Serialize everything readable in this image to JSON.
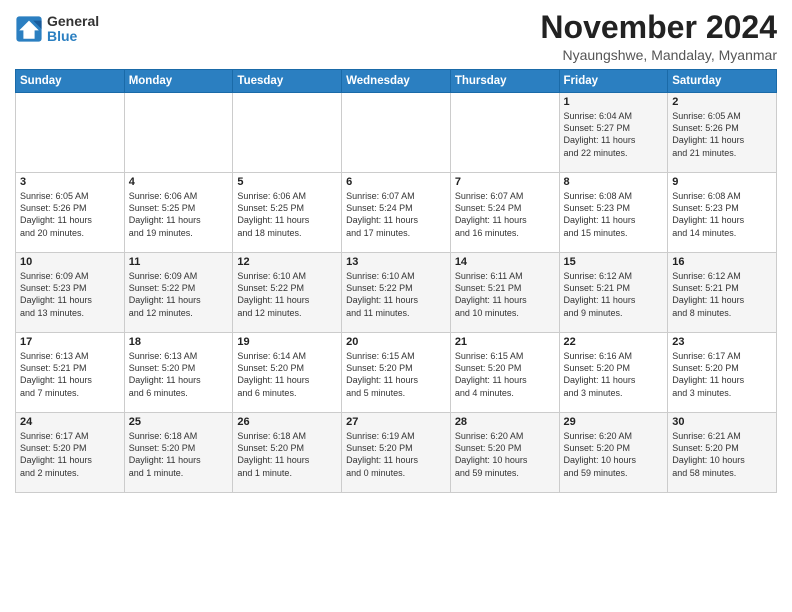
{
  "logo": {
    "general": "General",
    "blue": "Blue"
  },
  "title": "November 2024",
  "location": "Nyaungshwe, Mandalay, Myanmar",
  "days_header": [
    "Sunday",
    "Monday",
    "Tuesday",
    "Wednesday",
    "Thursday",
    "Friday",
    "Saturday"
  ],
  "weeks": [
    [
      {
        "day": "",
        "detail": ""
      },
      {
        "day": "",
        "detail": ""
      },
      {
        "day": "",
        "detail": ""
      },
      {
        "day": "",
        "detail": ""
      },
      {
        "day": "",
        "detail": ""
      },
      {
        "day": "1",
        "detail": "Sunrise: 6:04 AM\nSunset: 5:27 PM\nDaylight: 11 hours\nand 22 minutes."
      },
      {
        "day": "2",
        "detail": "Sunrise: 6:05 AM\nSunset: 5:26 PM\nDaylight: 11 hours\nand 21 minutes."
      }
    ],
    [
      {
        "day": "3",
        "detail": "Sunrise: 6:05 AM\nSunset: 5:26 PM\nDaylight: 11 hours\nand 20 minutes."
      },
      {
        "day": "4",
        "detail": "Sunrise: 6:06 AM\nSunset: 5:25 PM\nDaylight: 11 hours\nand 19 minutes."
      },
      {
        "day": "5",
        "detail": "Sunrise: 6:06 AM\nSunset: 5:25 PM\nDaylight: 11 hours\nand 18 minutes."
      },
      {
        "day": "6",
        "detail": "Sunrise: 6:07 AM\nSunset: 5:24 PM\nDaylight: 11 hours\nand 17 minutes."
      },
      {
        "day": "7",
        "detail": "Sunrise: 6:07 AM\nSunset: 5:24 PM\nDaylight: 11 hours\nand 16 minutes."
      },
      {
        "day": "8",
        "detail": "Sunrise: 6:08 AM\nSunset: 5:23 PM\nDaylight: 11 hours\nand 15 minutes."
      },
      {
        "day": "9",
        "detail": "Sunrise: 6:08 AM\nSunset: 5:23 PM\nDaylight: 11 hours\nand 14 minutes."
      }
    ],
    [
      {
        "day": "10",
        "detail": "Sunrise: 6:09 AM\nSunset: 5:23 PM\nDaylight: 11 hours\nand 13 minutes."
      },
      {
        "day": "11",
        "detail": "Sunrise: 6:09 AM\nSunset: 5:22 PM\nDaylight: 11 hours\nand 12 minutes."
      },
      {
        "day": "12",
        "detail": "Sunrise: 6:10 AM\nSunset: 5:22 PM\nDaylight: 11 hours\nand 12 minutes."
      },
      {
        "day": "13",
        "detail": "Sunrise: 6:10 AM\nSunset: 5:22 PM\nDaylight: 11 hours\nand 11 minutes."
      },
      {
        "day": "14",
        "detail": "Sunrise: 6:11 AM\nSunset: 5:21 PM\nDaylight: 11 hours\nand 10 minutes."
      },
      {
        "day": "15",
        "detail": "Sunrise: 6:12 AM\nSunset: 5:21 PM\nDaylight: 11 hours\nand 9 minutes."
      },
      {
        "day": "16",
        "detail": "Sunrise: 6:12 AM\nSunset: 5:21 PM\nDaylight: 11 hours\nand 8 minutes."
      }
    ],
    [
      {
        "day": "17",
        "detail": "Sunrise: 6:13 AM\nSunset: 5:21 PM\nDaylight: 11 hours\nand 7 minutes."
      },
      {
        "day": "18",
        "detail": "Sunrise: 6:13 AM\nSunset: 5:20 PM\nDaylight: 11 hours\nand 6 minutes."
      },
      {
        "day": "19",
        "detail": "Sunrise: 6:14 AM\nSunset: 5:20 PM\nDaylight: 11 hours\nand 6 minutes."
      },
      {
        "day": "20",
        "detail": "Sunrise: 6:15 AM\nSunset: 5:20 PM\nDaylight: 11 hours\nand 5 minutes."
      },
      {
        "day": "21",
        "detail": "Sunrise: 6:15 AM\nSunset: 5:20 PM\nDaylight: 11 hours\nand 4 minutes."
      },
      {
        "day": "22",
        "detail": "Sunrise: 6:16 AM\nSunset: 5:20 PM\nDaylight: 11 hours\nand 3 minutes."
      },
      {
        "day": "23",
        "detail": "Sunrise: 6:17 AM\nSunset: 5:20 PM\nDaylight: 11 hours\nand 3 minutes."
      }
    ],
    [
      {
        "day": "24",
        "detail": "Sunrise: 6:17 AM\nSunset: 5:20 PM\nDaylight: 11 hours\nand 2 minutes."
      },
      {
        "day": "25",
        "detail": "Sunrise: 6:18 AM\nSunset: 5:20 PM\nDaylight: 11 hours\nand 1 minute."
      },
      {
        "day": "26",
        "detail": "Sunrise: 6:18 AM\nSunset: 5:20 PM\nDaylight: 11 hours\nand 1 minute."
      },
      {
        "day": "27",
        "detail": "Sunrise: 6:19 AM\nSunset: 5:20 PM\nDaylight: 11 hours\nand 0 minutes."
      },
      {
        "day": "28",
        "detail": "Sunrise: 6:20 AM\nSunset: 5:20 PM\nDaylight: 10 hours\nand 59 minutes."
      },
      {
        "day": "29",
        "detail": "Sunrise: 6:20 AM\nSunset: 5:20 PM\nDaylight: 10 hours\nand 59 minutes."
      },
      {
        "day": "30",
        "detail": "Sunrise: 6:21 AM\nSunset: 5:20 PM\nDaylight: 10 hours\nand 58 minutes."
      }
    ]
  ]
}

▸ **The task**
Generate a word-for-word copy of the preceding records, excluding all pictures.

▸ **Written answer**
Serialize everything readable in this image to JSON.
{
  "logo": {
    "general": "General",
    "blue": "Blue"
  },
  "title": "November 2024",
  "location": "Nyaungshwe, Mandalay, Myanmar",
  "days_header": [
    "Sunday",
    "Monday",
    "Tuesday",
    "Wednesday",
    "Thursday",
    "Friday",
    "Saturday"
  ],
  "weeks": [
    [
      {
        "day": "",
        "detail": ""
      },
      {
        "day": "",
        "detail": ""
      },
      {
        "day": "",
        "detail": ""
      },
      {
        "day": "",
        "detail": ""
      },
      {
        "day": "",
        "detail": ""
      },
      {
        "day": "1",
        "detail": "Sunrise: 6:04 AM\nSunset: 5:27 PM\nDaylight: 11 hours\nand 22 minutes."
      },
      {
        "day": "2",
        "detail": "Sunrise: 6:05 AM\nSunset: 5:26 PM\nDaylight: 11 hours\nand 21 minutes."
      }
    ],
    [
      {
        "day": "3",
        "detail": "Sunrise: 6:05 AM\nSunset: 5:26 PM\nDaylight: 11 hours\nand 20 minutes."
      },
      {
        "day": "4",
        "detail": "Sunrise: 6:06 AM\nSunset: 5:25 PM\nDaylight: 11 hours\nand 19 minutes."
      },
      {
        "day": "5",
        "detail": "Sunrise: 6:06 AM\nSunset: 5:25 PM\nDaylight: 11 hours\nand 18 minutes."
      },
      {
        "day": "6",
        "detail": "Sunrise: 6:07 AM\nSunset: 5:24 PM\nDaylight: 11 hours\nand 17 minutes."
      },
      {
        "day": "7",
        "detail": "Sunrise: 6:07 AM\nSunset: 5:24 PM\nDaylight: 11 hours\nand 16 minutes."
      },
      {
        "day": "8",
        "detail": "Sunrise: 6:08 AM\nSunset: 5:23 PM\nDaylight: 11 hours\nand 15 minutes."
      },
      {
        "day": "9",
        "detail": "Sunrise: 6:08 AM\nSunset: 5:23 PM\nDaylight: 11 hours\nand 14 minutes."
      }
    ],
    [
      {
        "day": "10",
        "detail": "Sunrise: 6:09 AM\nSunset: 5:23 PM\nDaylight: 11 hours\nand 13 minutes."
      },
      {
        "day": "11",
        "detail": "Sunrise: 6:09 AM\nSunset: 5:22 PM\nDaylight: 11 hours\nand 12 minutes."
      },
      {
        "day": "12",
        "detail": "Sunrise: 6:10 AM\nSunset: 5:22 PM\nDaylight: 11 hours\nand 12 minutes."
      },
      {
        "day": "13",
        "detail": "Sunrise: 6:10 AM\nSunset: 5:22 PM\nDaylight: 11 hours\nand 11 minutes."
      },
      {
        "day": "14",
        "detail": "Sunrise: 6:11 AM\nSunset: 5:21 PM\nDaylight: 11 hours\nand 10 minutes."
      },
      {
        "day": "15",
        "detail": "Sunrise: 6:12 AM\nSunset: 5:21 PM\nDaylight: 11 hours\nand 9 minutes."
      },
      {
        "day": "16",
        "detail": "Sunrise: 6:12 AM\nSunset: 5:21 PM\nDaylight: 11 hours\nand 8 minutes."
      }
    ],
    [
      {
        "day": "17",
        "detail": "Sunrise: 6:13 AM\nSunset: 5:21 PM\nDaylight: 11 hours\nand 7 minutes."
      },
      {
        "day": "18",
        "detail": "Sunrise: 6:13 AM\nSunset: 5:20 PM\nDaylight: 11 hours\nand 6 minutes."
      },
      {
        "day": "19",
        "detail": "Sunrise: 6:14 AM\nSunset: 5:20 PM\nDaylight: 11 hours\nand 6 minutes."
      },
      {
        "day": "20",
        "detail": "Sunrise: 6:15 AM\nSunset: 5:20 PM\nDaylight: 11 hours\nand 5 minutes."
      },
      {
        "day": "21",
        "detail": "Sunrise: 6:15 AM\nSunset: 5:20 PM\nDaylight: 11 hours\nand 4 minutes."
      },
      {
        "day": "22",
        "detail": "Sunrise: 6:16 AM\nSunset: 5:20 PM\nDaylight: 11 hours\nand 3 minutes."
      },
      {
        "day": "23",
        "detail": "Sunrise: 6:17 AM\nSunset: 5:20 PM\nDaylight: 11 hours\nand 3 minutes."
      }
    ],
    [
      {
        "day": "24",
        "detail": "Sunrise: 6:17 AM\nSunset: 5:20 PM\nDaylight: 11 hours\nand 2 minutes."
      },
      {
        "day": "25",
        "detail": "Sunrise: 6:18 AM\nSunset: 5:20 PM\nDaylight: 11 hours\nand 1 minute."
      },
      {
        "day": "26",
        "detail": "Sunrise: 6:18 AM\nSunset: 5:20 PM\nDaylight: 11 hours\nand 1 minute."
      },
      {
        "day": "27",
        "detail": "Sunrise: 6:19 AM\nSunset: 5:20 PM\nDaylight: 11 hours\nand 0 minutes."
      },
      {
        "day": "28",
        "detail": "Sunrise: 6:20 AM\nSunset: 5:20 PM\nDaylight: 10 hours\nand 59 minutes."
      },
      {
        "day": "29",
        "detail": "Sunrise: 6:20 AM\nSunset: 5:20 PM\nDaylight: 10 hours\nand 59 minutes."
      },
      {
        "day": "30",
        "detail": "Sunrise: 6:21 AM\nSunset: 5:20 PM\nDaylight: 10 hours\nand 58 minutes."
      }
    ]
  ]
}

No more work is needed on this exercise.